* [ページの本文]
================
強い決意で臨んだ今季、飯島理彰監督は2つの命題をチームに課した。
まずは日本人エースを作ること。次にスタミナの強化。前回、箱根駅伝予選会で17位と惨敗を喫した理由が、まさにそこにあったからだ。
「昨季を振り返ると、うちに対して厳しい報道が多かったですよね。山梨学院大学は予選会を通過できないんじゃないかとか、エースがいないと言われて、選手の気持ちが揺らいでしまった。大会の直前まで取材を許してしまった私の管理不足もあるんですけど、それを否定できない甘さがあったのもまた事実です」
飯島監督が就任したのは2019年2月のこと。わずか半年で、下降線をたどっていたチームを立て直すのは容易ではなかっただろう。
だが、33年連続で箱根駅伝を走っていたプルシアンブルーのたすきが途絶えたことで、強い危機感をチーム全体で共有できた。それが暗闇を照らす一筋の光になった、と飯島監督は話す。
「後半タイムが落ちたのは明らかにスタミナが足りなかったからだし、それを補うには当然、後半粘れるスタミナをつけなければならない。昨季より練習量を増やしても学生は不満ひとつ言いませんし、意図を理解しているから今季は練習がしやすかった。主将の森山真伍(4年)が立派なエースに成長してくれて、それもチームにとっての安心感につながりました」
================
上の本文の「飯島監督が就任したのは201」から「ての安心感につながりました」」までを、一字も変えずに書き出してください。
================
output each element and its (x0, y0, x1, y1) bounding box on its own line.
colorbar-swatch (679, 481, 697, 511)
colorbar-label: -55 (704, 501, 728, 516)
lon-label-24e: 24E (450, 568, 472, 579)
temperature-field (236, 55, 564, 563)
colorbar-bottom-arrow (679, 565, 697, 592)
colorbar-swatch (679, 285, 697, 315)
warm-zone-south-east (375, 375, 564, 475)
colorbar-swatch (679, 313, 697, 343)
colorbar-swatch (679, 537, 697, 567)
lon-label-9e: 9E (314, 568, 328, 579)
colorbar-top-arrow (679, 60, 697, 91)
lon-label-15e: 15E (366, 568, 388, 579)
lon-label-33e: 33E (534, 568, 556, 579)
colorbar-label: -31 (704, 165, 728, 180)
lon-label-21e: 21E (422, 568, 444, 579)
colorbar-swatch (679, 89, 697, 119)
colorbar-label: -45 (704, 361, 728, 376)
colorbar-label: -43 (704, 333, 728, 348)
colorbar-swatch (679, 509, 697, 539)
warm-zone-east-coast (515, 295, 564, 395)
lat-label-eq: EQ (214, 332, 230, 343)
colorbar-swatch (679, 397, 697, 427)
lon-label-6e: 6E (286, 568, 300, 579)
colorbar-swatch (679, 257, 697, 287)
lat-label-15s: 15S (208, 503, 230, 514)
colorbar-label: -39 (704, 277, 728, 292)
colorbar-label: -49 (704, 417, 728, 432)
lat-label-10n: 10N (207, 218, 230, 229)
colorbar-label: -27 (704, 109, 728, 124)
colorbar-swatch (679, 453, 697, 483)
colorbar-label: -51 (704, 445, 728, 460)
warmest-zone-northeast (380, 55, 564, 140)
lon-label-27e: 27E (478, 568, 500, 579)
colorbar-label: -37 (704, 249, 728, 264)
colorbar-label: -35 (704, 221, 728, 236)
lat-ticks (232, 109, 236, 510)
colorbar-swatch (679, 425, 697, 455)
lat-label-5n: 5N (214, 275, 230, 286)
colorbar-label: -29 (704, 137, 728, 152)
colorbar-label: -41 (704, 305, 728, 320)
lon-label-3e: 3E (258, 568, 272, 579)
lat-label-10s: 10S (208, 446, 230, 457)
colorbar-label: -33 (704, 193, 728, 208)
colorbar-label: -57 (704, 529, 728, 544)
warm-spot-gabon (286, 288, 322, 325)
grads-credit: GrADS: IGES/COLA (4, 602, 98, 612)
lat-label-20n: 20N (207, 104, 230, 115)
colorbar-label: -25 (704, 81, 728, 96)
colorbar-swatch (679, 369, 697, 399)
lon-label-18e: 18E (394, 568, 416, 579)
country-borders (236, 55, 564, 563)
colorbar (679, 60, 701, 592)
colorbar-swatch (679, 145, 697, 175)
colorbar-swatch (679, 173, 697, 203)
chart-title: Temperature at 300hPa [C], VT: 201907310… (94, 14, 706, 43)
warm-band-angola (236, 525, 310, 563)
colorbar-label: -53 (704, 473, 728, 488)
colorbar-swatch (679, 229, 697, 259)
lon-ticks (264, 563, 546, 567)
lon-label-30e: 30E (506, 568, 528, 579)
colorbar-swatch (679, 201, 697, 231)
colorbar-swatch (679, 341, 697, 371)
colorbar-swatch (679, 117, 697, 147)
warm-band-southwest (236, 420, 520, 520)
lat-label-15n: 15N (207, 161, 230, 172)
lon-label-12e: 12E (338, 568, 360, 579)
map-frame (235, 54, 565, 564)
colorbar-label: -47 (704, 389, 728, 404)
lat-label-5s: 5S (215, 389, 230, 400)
================
* [正しい答え]
飯島監督が就任したのは2019年2月のこと。わずか半年で、下降線をたどっていたチームを立て直すのは容易ではなかっただろう。
だが、33年連続で箱根駅伝を走っていたプルシアンブルーのたすきが途絶えたことで、強い危機感をチーム全体で共有できた。それが暗闇を照らす一筋の光になった、と飯島監督は話す。
「後半タイムが落ちたのは明らかにスタミナが足りなかったからだし、それを補うには当然、後半粘れるスタミナをつけなければならない。昨季より練習量を増やしても学生は不満ひとつ言いませんし、意図を理解しているから今季は練習がしやすかった。主将の森山真伍(4年)が立派なエースに成長してくれて、それもチームにとっての安心感につながりました」